## PROBLEM
Copy all lines of the listing that include the string "image".

------------------------------------------------

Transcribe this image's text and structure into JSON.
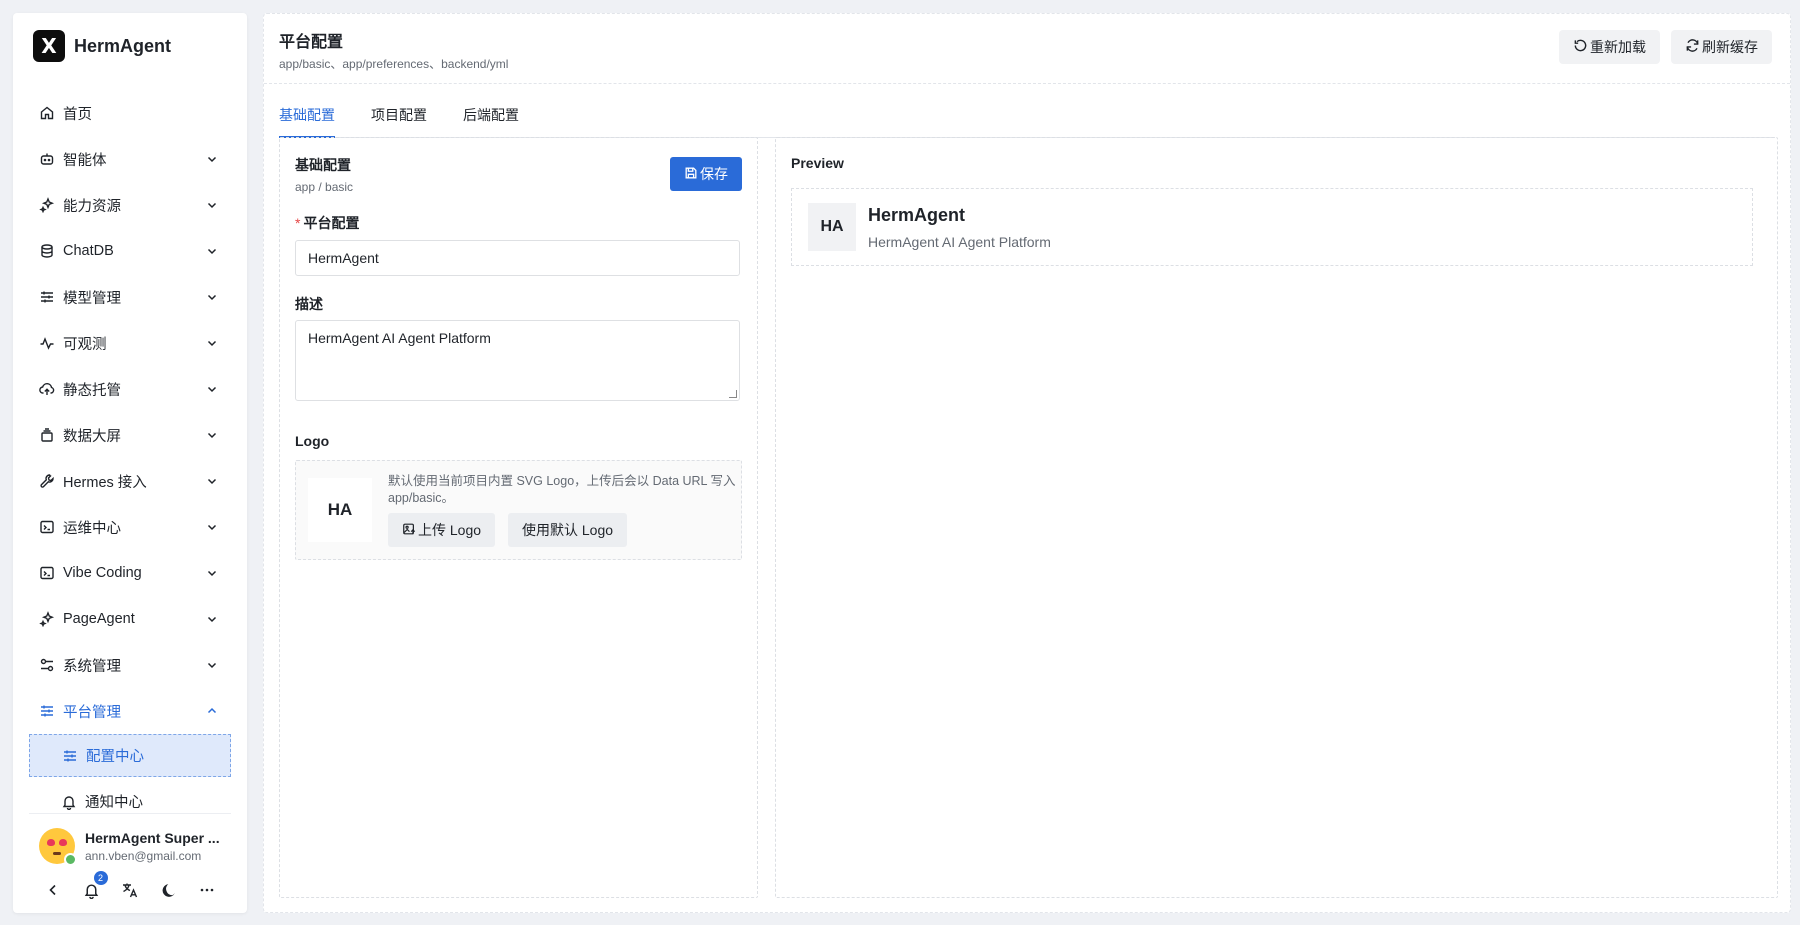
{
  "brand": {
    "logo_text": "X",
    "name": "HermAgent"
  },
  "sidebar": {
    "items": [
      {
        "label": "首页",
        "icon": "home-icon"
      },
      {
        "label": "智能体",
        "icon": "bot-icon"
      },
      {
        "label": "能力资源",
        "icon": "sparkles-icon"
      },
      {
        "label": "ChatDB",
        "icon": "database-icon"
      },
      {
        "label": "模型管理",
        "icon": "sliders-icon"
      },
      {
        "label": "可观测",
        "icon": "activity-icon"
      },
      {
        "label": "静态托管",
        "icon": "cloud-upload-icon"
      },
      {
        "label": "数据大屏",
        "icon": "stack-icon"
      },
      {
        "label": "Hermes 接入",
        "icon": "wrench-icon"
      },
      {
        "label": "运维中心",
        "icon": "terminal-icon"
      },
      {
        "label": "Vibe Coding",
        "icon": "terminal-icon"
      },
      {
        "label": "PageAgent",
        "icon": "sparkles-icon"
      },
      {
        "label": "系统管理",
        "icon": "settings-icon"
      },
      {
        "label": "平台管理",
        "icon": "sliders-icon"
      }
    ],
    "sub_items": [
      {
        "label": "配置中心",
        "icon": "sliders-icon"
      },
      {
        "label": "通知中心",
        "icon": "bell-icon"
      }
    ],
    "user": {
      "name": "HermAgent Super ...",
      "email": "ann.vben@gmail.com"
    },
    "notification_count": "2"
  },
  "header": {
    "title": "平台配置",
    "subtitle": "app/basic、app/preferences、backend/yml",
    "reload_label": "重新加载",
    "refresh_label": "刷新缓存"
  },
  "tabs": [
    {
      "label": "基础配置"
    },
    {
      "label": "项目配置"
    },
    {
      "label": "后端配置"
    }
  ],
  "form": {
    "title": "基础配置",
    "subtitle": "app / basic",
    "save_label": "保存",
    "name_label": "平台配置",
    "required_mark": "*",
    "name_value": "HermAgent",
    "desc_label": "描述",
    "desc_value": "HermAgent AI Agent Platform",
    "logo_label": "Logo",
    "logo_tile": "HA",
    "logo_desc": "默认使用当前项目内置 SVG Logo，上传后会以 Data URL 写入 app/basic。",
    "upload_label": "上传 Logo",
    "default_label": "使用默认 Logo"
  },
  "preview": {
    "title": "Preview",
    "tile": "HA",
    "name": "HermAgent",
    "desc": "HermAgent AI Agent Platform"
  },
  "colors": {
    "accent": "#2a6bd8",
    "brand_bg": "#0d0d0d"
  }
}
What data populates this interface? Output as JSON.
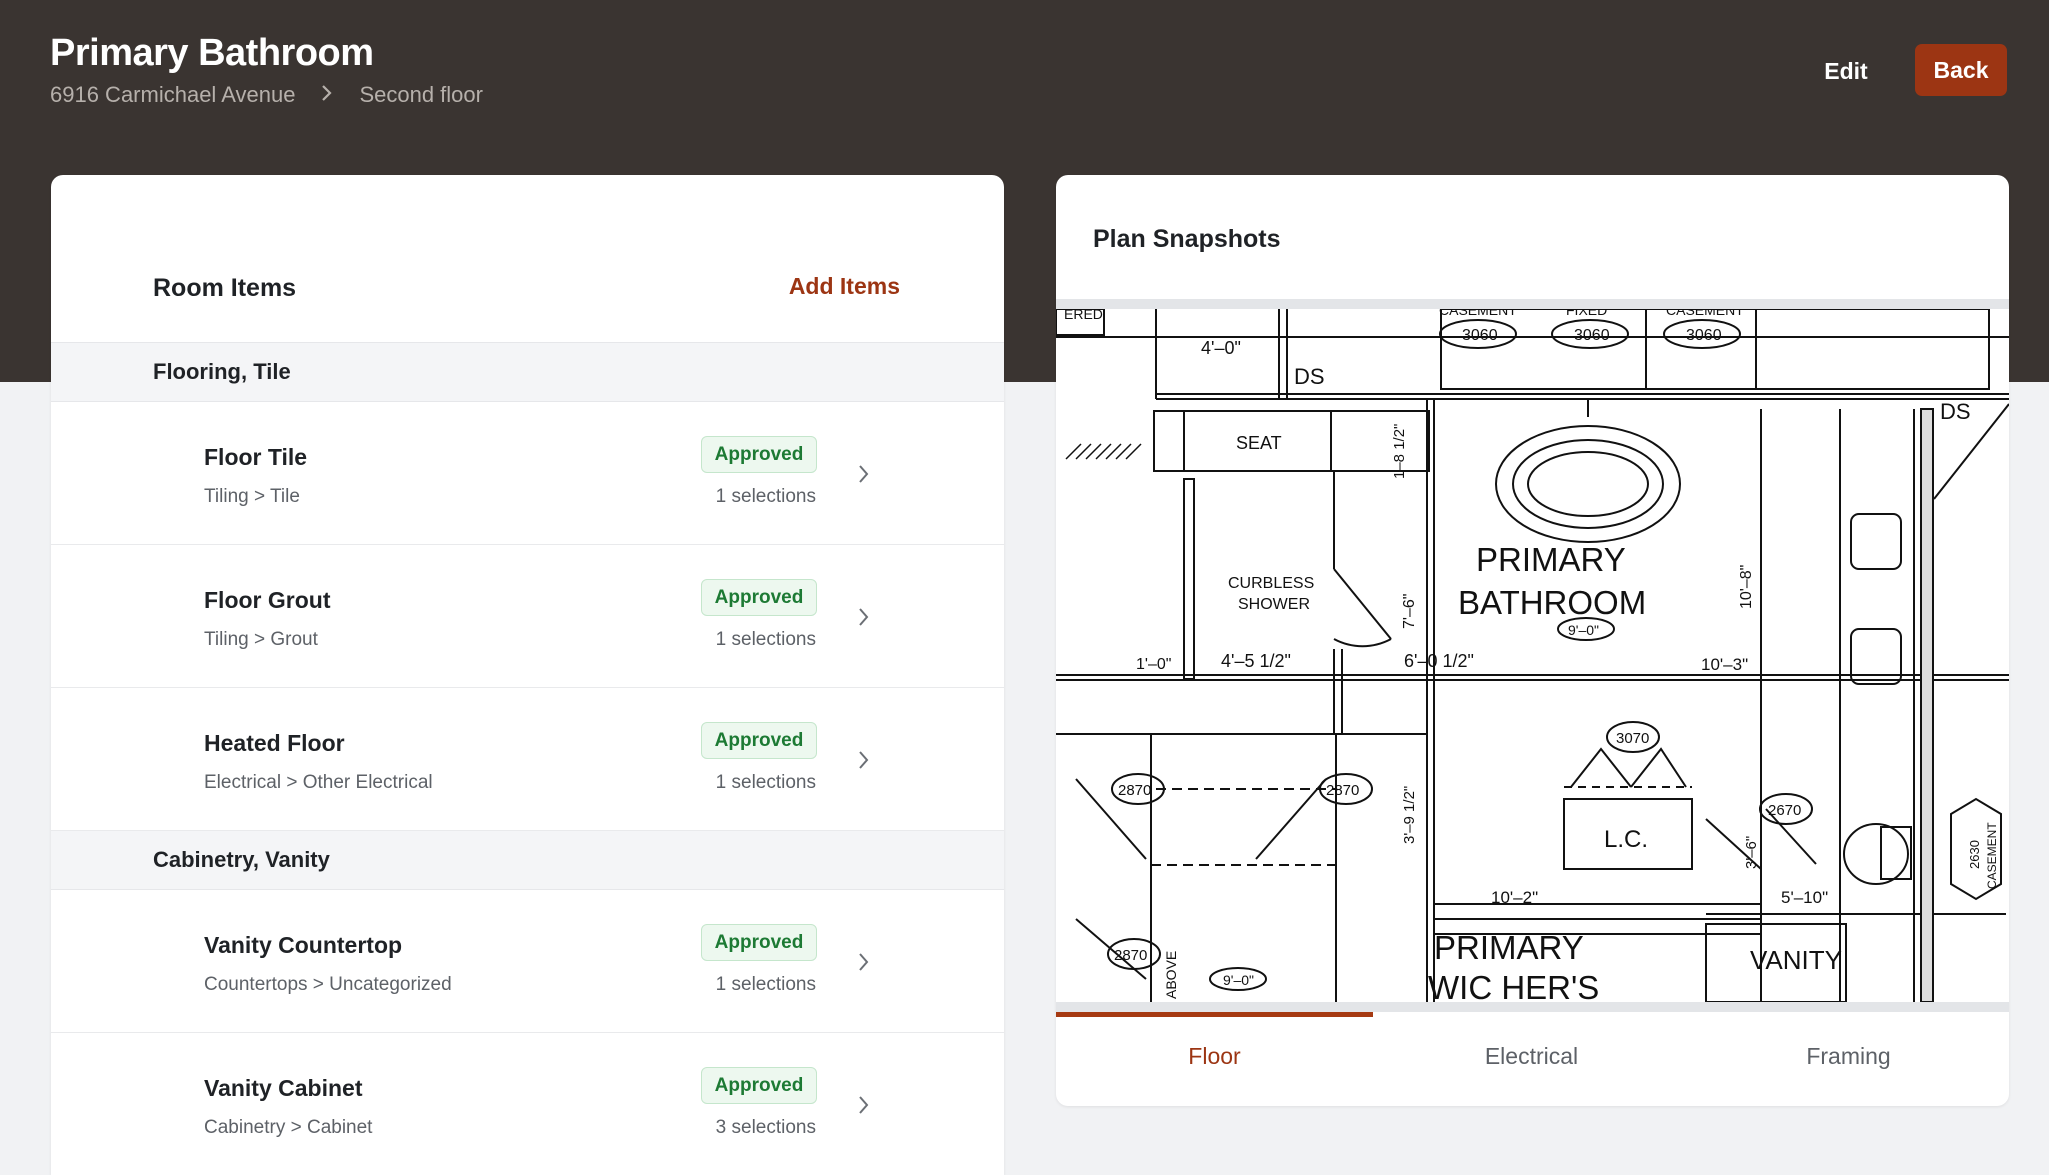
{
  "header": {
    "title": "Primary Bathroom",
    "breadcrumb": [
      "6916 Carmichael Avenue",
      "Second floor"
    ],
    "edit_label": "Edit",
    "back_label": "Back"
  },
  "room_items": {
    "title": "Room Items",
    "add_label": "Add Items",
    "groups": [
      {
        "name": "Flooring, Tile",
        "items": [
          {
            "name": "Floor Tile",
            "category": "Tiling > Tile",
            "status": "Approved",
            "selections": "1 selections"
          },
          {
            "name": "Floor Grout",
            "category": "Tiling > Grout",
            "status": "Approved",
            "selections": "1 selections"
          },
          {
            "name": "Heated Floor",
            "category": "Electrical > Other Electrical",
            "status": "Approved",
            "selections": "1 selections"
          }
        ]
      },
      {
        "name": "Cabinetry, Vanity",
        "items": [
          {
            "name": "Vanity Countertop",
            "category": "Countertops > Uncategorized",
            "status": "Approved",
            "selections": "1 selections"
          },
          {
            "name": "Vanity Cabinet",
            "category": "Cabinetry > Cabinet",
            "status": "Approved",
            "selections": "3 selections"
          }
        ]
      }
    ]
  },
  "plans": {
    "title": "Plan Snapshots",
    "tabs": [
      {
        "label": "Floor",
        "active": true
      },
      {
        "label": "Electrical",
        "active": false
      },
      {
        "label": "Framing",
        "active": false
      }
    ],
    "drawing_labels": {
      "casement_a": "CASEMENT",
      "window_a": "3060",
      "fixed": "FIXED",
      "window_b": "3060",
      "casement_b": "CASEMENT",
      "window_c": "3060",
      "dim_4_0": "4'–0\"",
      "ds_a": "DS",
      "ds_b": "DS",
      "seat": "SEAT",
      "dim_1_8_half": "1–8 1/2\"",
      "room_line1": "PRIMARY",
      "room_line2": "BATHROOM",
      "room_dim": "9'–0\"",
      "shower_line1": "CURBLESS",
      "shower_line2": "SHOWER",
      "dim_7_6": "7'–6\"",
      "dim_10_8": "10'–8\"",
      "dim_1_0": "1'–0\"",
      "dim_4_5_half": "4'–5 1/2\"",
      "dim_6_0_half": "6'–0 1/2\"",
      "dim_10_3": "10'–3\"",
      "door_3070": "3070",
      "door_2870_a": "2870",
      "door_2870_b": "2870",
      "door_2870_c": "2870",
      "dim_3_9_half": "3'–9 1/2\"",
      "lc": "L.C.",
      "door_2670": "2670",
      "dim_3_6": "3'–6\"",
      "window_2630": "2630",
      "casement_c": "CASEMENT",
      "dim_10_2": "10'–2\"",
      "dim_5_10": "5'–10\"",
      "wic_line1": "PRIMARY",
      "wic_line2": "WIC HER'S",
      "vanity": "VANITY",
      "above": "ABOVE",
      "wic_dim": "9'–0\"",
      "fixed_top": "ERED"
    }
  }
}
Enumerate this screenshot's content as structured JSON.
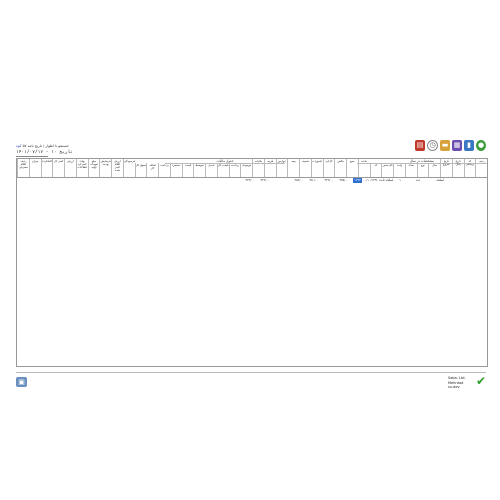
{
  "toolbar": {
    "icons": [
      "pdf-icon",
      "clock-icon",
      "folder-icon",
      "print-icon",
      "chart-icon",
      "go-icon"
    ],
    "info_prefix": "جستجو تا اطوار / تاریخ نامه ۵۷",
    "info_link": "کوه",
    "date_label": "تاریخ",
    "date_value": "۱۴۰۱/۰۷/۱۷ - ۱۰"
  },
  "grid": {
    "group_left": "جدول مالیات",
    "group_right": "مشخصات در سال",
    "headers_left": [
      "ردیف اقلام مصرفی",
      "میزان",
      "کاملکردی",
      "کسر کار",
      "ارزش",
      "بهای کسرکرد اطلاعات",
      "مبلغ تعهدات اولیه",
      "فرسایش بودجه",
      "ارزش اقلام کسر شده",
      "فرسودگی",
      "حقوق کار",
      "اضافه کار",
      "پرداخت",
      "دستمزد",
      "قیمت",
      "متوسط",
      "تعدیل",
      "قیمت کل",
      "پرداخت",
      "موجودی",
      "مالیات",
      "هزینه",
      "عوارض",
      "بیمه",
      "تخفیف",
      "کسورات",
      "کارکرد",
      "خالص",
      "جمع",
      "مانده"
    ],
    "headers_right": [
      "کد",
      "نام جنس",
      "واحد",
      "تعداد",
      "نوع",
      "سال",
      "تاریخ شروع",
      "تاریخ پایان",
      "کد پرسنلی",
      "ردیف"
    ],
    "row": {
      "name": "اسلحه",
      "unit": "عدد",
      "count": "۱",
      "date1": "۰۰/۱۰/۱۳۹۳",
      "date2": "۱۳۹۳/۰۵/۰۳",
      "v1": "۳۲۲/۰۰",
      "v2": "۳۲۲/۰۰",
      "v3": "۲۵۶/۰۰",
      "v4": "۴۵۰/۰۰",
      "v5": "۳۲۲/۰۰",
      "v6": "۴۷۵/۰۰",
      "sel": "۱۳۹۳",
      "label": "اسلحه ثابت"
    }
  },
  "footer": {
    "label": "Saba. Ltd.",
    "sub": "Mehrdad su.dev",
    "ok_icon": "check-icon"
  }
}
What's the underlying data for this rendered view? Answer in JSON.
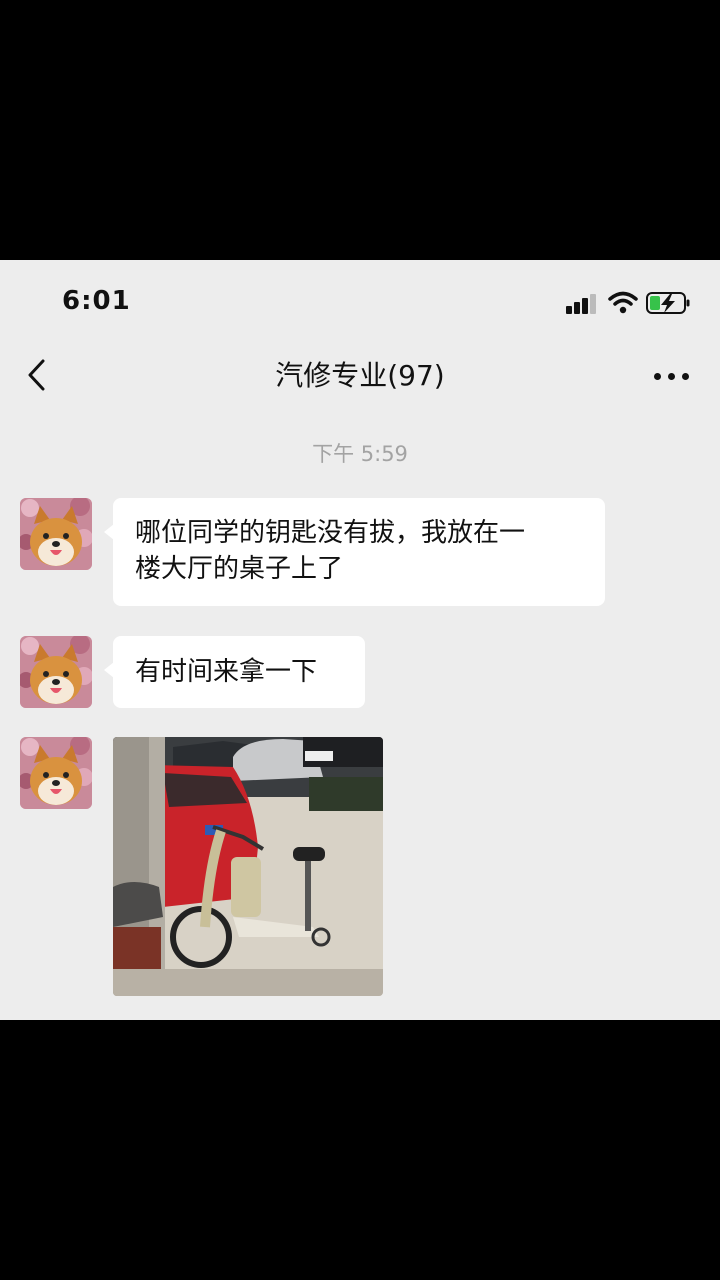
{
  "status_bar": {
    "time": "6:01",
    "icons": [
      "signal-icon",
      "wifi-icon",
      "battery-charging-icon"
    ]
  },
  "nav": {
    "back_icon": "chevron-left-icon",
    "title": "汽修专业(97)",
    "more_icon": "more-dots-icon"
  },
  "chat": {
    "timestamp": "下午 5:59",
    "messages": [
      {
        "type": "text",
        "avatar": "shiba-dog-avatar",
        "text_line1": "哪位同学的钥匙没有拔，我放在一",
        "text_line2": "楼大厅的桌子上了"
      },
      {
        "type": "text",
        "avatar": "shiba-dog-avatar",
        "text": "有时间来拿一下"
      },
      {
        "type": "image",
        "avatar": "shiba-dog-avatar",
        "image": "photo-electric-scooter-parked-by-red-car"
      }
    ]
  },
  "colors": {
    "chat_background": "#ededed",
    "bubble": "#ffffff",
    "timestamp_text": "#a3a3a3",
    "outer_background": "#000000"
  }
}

------------------------------------------------

## EXERCISE RESULT
Transcribe this image's text and structure into JSON.
        "type": "image",
        "image": "photo-electric-scooter-parked-by-red-car"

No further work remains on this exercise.